(Direction): Report only how many lines of the entries below contain the string "رسول".

(Records supplied):
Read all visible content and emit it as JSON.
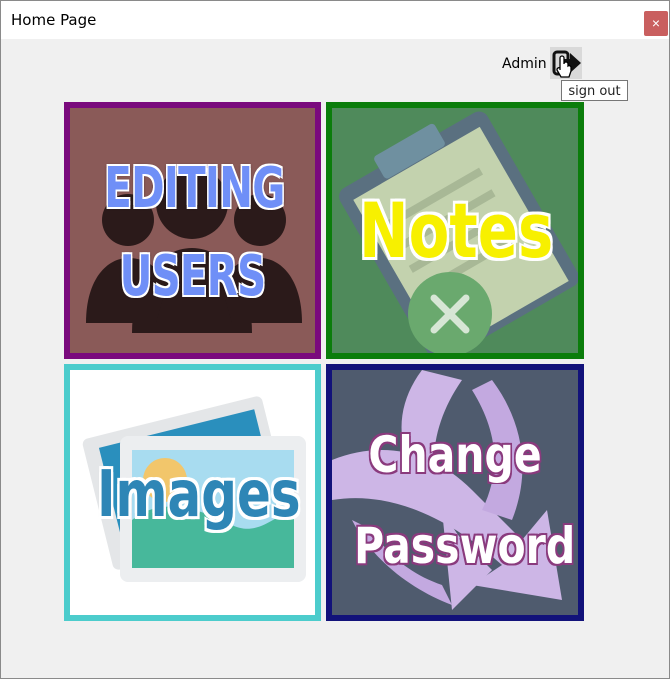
{
  "window": {
    "title": "Home Page",
    "close_glyph": "×"
  },
  "header": {
    "user_label": "Admin",
    "signout_icon": "sign-out-icon",
    "signout_tooltip": "sign out"
  },
  "tiles": [
    {
      "line1": "EDITING",
      "line2": "USERS",
      "icon": "users-icon",
      "border_color": "#7a0a7d"
    },
    {
      "label": "Notes",
      "icon": "clipboard-icon",
      "border_color": "#0b7d0b"
    },
    {
      "label": "Images",
      "icon": "images-icon",
      "border_color": "#4ccccc"
    },
    {
      "line1": "Change",
      "line2": "Password",
      "icon": "arrows-icon",
      "border_color": "#12127a"
    }
  ]
}
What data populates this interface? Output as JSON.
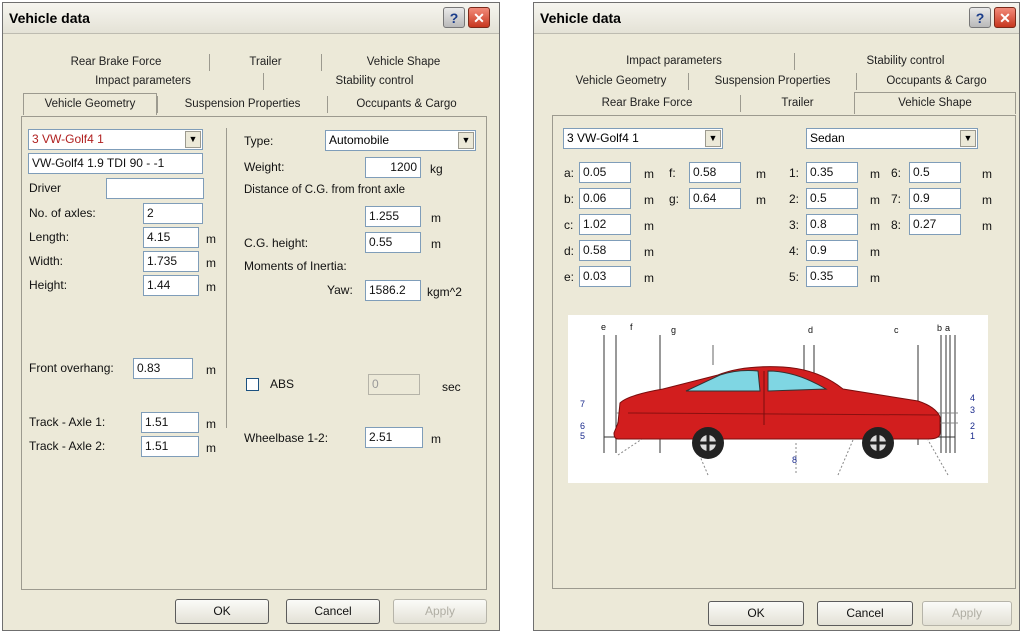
{
  "left": {
    "title": "Vehicle data",
    "tabs_row1": [
      "Rear Brake Force",
      "Trailer",
      "Vehicle Shape"
    ],
    "tabs_row2": [
      "Impact parameters",
      "Stability control"
    ],
    "tabs_row3": [
      "Vehicle Geometry",
      "Suspension Properties",
      "Occupants & Cargo"
    ],
    "vehicle_combo": "3 VW-Golf4 1",
    "vehicle_name": "VW-Golf4 1.9 TDI 90 - -1",
    "driver_label": "Driver",
    "driver_value": "",
    "axles_label": "No. of axles:",
    "axles_value": "2",
    "length_label": "Length:",
    "length_value": "4.15",
    "width_label": "Width:",
    "width_value": "1.735",
    "height_label": "Height:",
    "height_value": "1.44",
    "overhang_label": "Front overhang:",
    "overhang_value": "0.83",
    "track1_label": "Track - Axle 1:",
    "track1_value": "1.51",
    "track2_label": "Track - Axle 2:",
    "track2_value": "1.51",
    "type_label": "Type:",
    "type_value": "Automobile",
    "weight_label": "Weight:",
    "weight_value": "1200",
    "weight_unit": "kg",
    "cg_dist_label": "Distance of C.G. from front axle",
    "cg_dist_value": "1.255",
    "cg_height_label": "C.G. height:",
    "cg_height_value": "0.55",
    "moi_label": "Moments of Inertia:",
    "yaw_label": "Yaw:",
    "yaw_value": "1586.2",
    "yaw_unit": "kgm^2",
    "abs_label": "ABS",
    "abs_value": "0",
    "abs_unit": "sec",
    "wheelbase_label": "Wheelbase 1-2:",
    "wheelbase_value": "2.51",
    "unit_m": "m",
    "ok": "OK",
    "cancel": "Cancel",
    "apply": "Apply"
  },
  "right": {
    "title": "Vehicle data",
    "tabs_row1": [
      "Impact parameters",
      "Stability control"
    ],
    "tabs_row2": [
      "Vehicle Geometry",
      "Suspension Properties",
      "Occupants & Cargo"
    ],
    "tabs_row3": [
      "Rear Brake Force",
      "Trailer",
      "Vehicle Shape"
    ],
    "vehicle_combo": "3 VW-Golf4 1",
    "shape_combo": "Sedan",
    "params": [
      {
        "label": "a:",
        "value": "0.05"
      },
      {
        "label": "b:",
        "value": "0.06"
      },
      {
        "label": "c:",
        "value": "1.02"
      },
      {
        "label": "d:",
        "value": "0.58"
      },
      {
        "label": "e:",
        "value": "0.03"
      },
      {
        "label": "f:",
        "value": "0.58"
      },
      {
        "label": "g:",
        "value": "0.64"
      },
      {
        "label": "1:",
        "value": "0.35"
      },
      {
        "label": "2:",
        "value": "0.5"
      },
      {
        "label": "3:",
        "value": "0.8"
      },
      {
        "label": "4:",
        "value": "0.9"
      },
      {
        "label": "5:",
        "value": "0.35"
      },
      {
        "label": "6:",
        "value": "0.5"
      },
      {
        "label": "7:",
        "value": "0.9"
      },
      {
        "label": "8:",
        "value": "0.27"
      }
    ],
    "unit_m": "m",
    "diagram_letters": [
      "e",
      "f",
      "g",
      "d",
      "c",
      "b",
      "a"
    ],
    "diagram_numbers": [
      "7",
      "6",
      "5",
      "4",
      "3",
      "2",
      "1",
      "8"
    ],
    "ok": "OK",
    "cancel": "Cancel",
    "apply": "Apply"
  },
  "colors": {
    "car_body": "#d21e1e",
    "car_glass": "#7fd6e3",
    "title_close": "#c7371f"
  },
  "icons": [
    "help-icon",
    "close-icon",
    "chevron-down-icon",
    "checkbox"
  ]
}
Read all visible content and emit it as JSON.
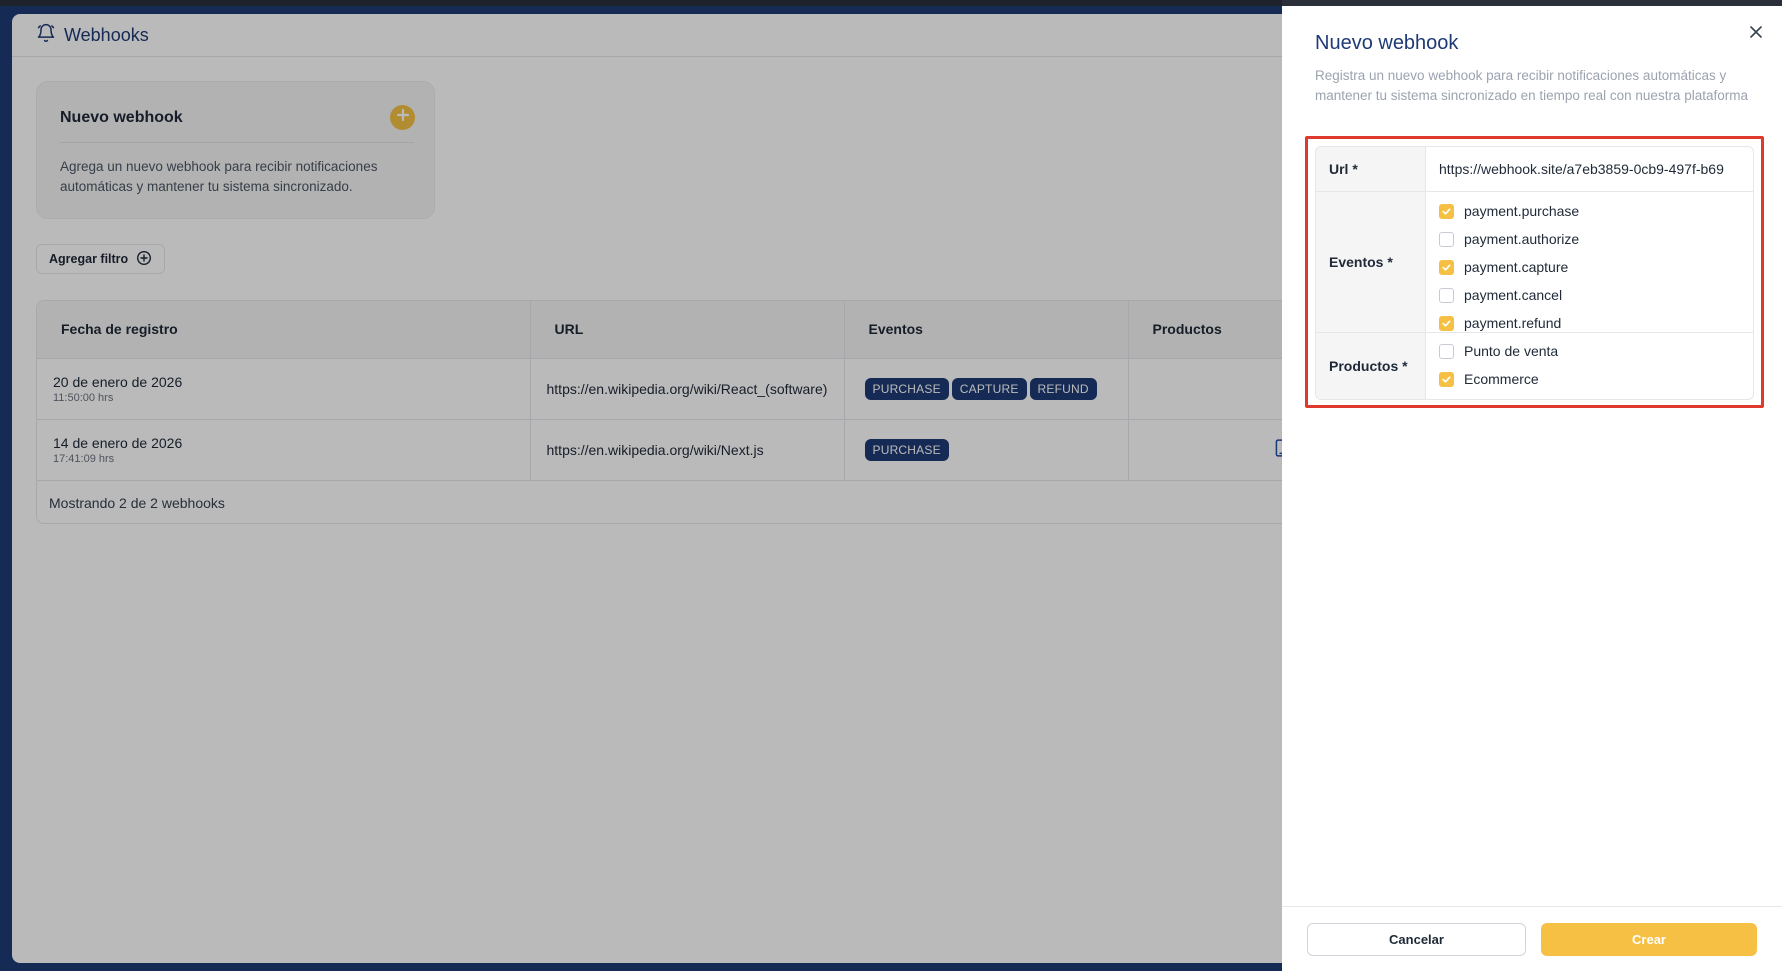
{
  "colors": {
    "brand": "#1e3a75",
    "accent": "#f5c043",
    "highlight": "#e03a2f"
  },
  "header": {
    "title": "Webhooks",
    "icon": "bell-icon"
  },
  "new_card": {
    "title": "Nuevo webhook",
    "description": "Agrega un nuevo webhook para recibir notificaciones automáticas y mantener tu sistema sincronizado.",
    "icon": "plus-icon"
  },
  "filter": {
    "label": "Agregar filtro",
    "icon": "plus-circle-icon"
  },
  "table": {
    "columns": [
      "Fecha de registro",
      "URL",
      "Eventos",
      "Productos"
    ],
    "rows": [
      {
        "date": "20 de enero de 2026",
        "time": "11:50:00 hrs",
        "url": "https://en.wikipedia.org/wiki/React_(software)",
        "events": [
          "PURCHASE",
          "CAPTURE",
          "REFUND"
        ],
        "products": [
          "cart-icon"
        ]
      },
      {
        "date": "14 de enero de 2026",
        "time": "17:41:09 hrs",
        "url": "https://en.wikipedia.org/wiki/Next.js",
        "events": [
          "PURCHASE"
        ],
        "products": [
          "phone-icon",
          "cart-icon"
        ]
      }
    ],
    "footer": "Mostrando 2 de 2 webhooks"
  },
  "drawer": {
    "title": "Nuevo webhook",
    "description": "Registra un nuevo webhook para recibir notificaciones automáticas y mantener tu sistema sincronizado en tiempo real con nuestra plataforma",
    "form": {
      "url_label": "Url *",
      "url_value": "https://webhook.site/a7eb3859-0cb9-497f-b69",
      "events_label": "Eventos *",
      "events": [
        {
          "label": "payment.purchase",
          "checked": true
        },
        {
          "label": "payment.authorize",
          "checked": false
        },
        {
          "label": "payment.capture",
          "checked": true
        },
        {
          "label": "payment.cancel",
          "checked": false
        },
        {
          "label": "payment.refund",
          "checked": true
        }
      ],
      "products_label": "Productos *",
      "products": [
        {
          "label": "Punto de venta",
          "checked": false
        },
        {
          "label": "Ecommerce",
          "checked": true
        }
      ]
    },
    "cancel_label": "Cancelar",
    "create_label": "Crear"
  }
}
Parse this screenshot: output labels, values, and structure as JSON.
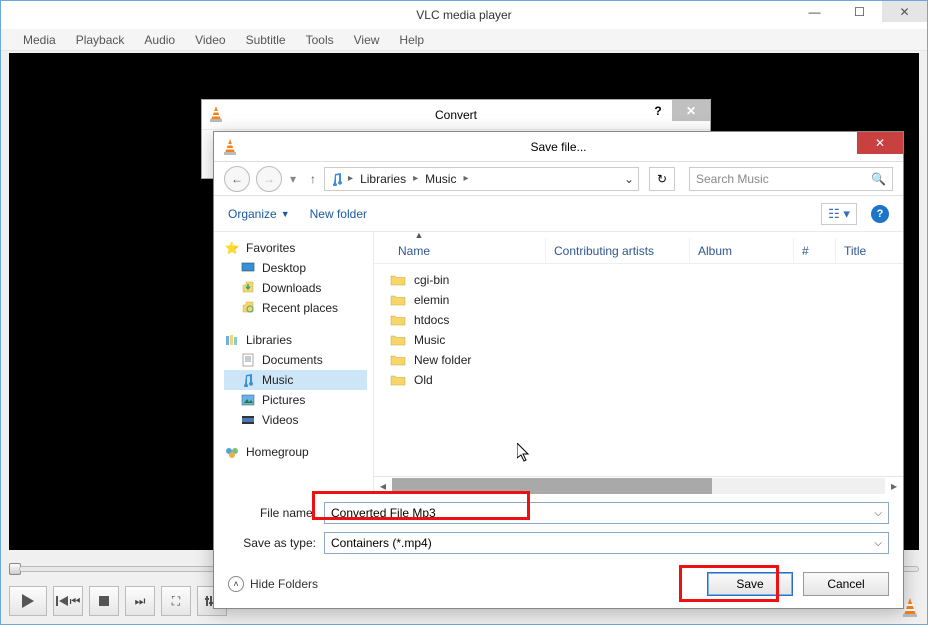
{
  "vlc": {
    "title": "VLC media player",
    "menu": [
      "Media",
      "Playback",
      "Audio",
      "Video",
      "Subtitle",
      "Tools",
      "View",
      "Help"
    ]
  },
  "convert_dialog": {
    "title": "Convert"
  },
  "save_dialog": {
    "title": "Save file...",
    "breadcrumb": {
      "lib": "Libraries",
      "music": "Music"
    },
    "search_placeholder": "Search Music",
    "organize": "Organize",
    "new_folder": "New folder",
    "columns": {
      "name": "Name",
      "contrib": "Contributing artists",
      "album": "Album",
      "num": "#",
      "title": "Title"
    },
    "sidebar": {
      "favorites": {
        "label": "Favorites",
        "items": [
          "Desktop",
          "Downloads",
          "Recent places"
        ]
      },
      "libraries": {
        "label": "Libraries",
        "items": [
          "Documents",
          "Music",
          "Pictures",
          "Videos"
        ]
      },
      "homegroup": {
        "label": "Homegroup"
      }
    },
    "files": [
      "cgi-bin",
      "elemin",
      "htdocs",
      "Music",
      "New folder",
      "Old"
    ],
    "file_name_label": "File name:",
    "file_name_value": "Converted File Mp3",
    "save_type_label": "Save as type:",
    "save_type_value": "Containers (*.mp4)",
    "hide_folders": "Hide Folders",
    "save_btn": "Save",
    "cancel_btn": "Cancel"
  }
}
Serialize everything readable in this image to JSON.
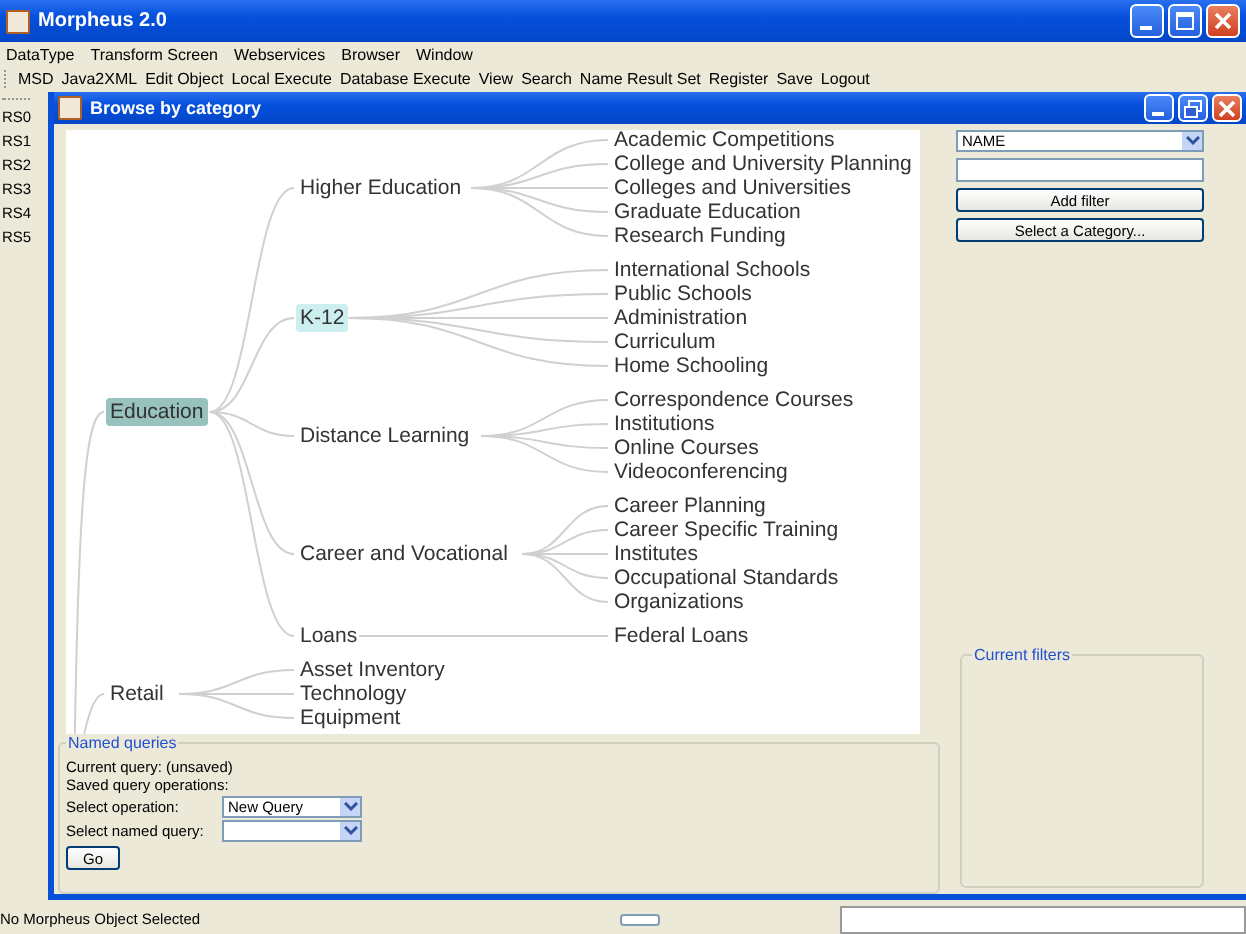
{
  "window": {
    "title": "Morpheus 2.0"
  },
  "menu": [
    "DataType",
    "Transform Screen",
    "Webservices",
    "Browser",
    "Window"
  ],
  "toolbar": [
    "MSD",
    "Java2XML",
    "Edit Object",
    "Local Execute",
    "Database Execute",
    "View",
    "Search",
    "Name Result Set",
    "Register",
    "Save",
    "Logout"
  ],
  "result_sets": [
    "RS0",
    "RS1",
    "RS2",
    "RS3",
    "RS4",
    "RS5"
  ],
  "browse_window": {
    "title": "Browse by category",
    "tree": [
      {
        "label": "Education",
        "selected": true,
        "hovered": false,
        "children": [
          {
            "label": "Higher Education",
            "selected": false,
            "hovered": false,
            "children": [
              {
                "label": "Academic Competitions",
                "selected": false,
                "hovered": false
              },
              {
                "label": "College and University Planning",
                "selected": false,
                "hovered": false
              },
              {
                "label": "Colleges and Universities",
                "selected": false,
                "hovered": false
              },
              {
                "label": "Graduate Education",
                "selected": false,
                "hovered": false
              },
              {
                "label": "Research Funding",
                "selected": false,
                "hovered": false
              }
            ]
          },
          {
            "label": "K-12",
            "selected": false,
            "hovered": true,
            "children": [
              {
                "label": "International Schools",
                "selected": false,
                "hovered": false
              },
              {
                "label": "Public Schools",
                "selected": false,
                "hovered": false
              },
              {
                "label": "Administration",
                "selected": false,
                "hovered": false
              },
              {
                "label": "Curriculum",
                "selected": false,
                "hovered": false
              },
              {
                "label": "Home Schooling",
                "selected": false,
                "hovered": false
              }
            ]
          },
          {
            "label": "Distance Learning",
            "selected": false,
            "hovered": false,
            "children": [
              {
                "label": "Correspondence Courses",
                "selected": false,
                "hovered": false
              },
              {
                "label": "Institutions",
                "selected": false,
                "hovered": false
              },
              {
                "label": "Online Courses",
                "selected": false,
                "hovered": false
              },
              {
                "label": "Videoconferencing",
                "selected": false,
                "hovered": false
              }
            ]
          },
          {
            "label": "Career and Vocational",
            "selected": false,
            "hovered": false,
            "children": [
              {
                "label": "Career Planning",
                "selected": false,
                "hovered": false
              },
              {
                "label": "Career Specific Training",
                "selected": false,
                "hovered": false
              },
              {
                "label": "Institutes",
                "selected": false,
                "hovered": false
              },
              {
                "label": "Occupational Standards",
                "selected": false,
                "hovered": false
              },
              {
                "label": "Organizations",
                "selected": false,
                "hovered": false
              }
            ]
          },
          {
            "label": "Loans",
            "selected": false,
            "hovered": false,
            "children": [
              {
                "label": "Federal Loans",
                "selected": false,
                "hovered": false
              }
            ]
          }
        ]
      },
      {
        "label": "Retail",
        "selected": false,
        "hovered": false,
        "children": [
          {
            "label": "Asset Inventory",
            "selected": false,
            "hovered": false
          },
          {
            "label": "Technology",
            "selected": false,
            "hovered": false
          },
          {
            "label": "Equipment",
            "selected": false,
            "hovered": false
          }
        ]
      }
    ],
    "filter": {
      "field_select": "NAME",
      "add_filter_button": "Add filter",
      "select_category_button": "Select a Category..."
    },
    "current_filters": {
      "title": "Current filters"
    },
    "named_queries": {
      "title": "Named queries",
      "current_query": "Current query: (unsaved)",
      "saved_label": "Saved query operations:",
      "operation_label": "Select operation:",
      "operation_value": "New Query",
      "named_query_label": "Select named query:",
      "go_button": "Go"
    }
  },
  "status_bar": {
    "message": "No Morpheus Object Selected"
  }
}
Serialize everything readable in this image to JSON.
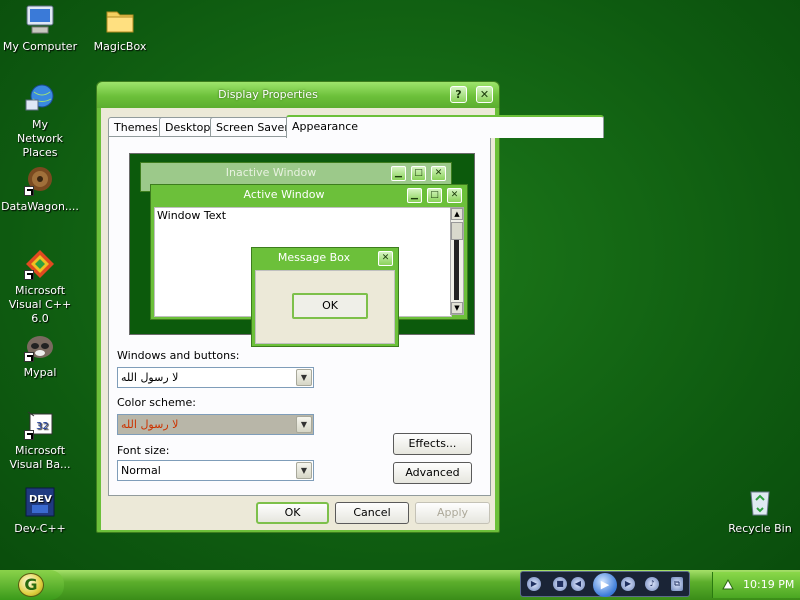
{
  "desktop": {
    "icons": [
      {
        "label": "My Computer"
      },
      {
        "label": "MagicBox"
      },
      {
        "label": "My Network Places"
      },
      {
        "label": "DataWagon...."
      },
      {
        "label": "Microsoft Visual C++ 6.0"
      },
      {
        "label": "Mypal"
      },
      {
        "label": "Microsoft Visual Ba..."
      },
      {
        "label": "Dev-C++"
      },
      {
        "label": "Recycle Bin"
      }
    ]
  },
  "dialog": {
    "title": "Display Properties",
    "help_glyph": "?",
    "close_glyph": "✕",
    "tabs": [
      {
        "label": "Themes"
      },
      {
        "label": "Desktop"
      },
      {
        "label": "Screen Saver"
      },
      {
        "label": "Appearance"
      }
    ],
    "active_tab": "Appearance",
    "preview": {
      "inactive_title": "Inactive Window",
      "active_title": "Active Window",
      "window_text": "Window Text",
      "message_box_title": "Message Box",
      "ok_label": "OK"
    },
    "windows_buttons_label": "Windows and buttons:",
    "windows_buttons_value": "لا رسول الله",
    "color_scheme_label": "Color scheme:",
    "color_scheme_value": "لا رسول الله",
    "font_size_label": "Font size:",
    "font_size_value": "Normal",
    "effects_label": "Effects...",
    "advanced_label": "Advanced",
    "ok_label": "OK",
    "cancel_label": "Cancel",
    "apply_label": "Apply"
  },
  "taskbar": {
    "clock": "10:19 PM"
  },
  "colors": {
    "accent": "#6cc03a",
    "desktop": "#0f5f10",
    "scheme_text": "#cc3300"
  }
}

(Answer to the problem): 2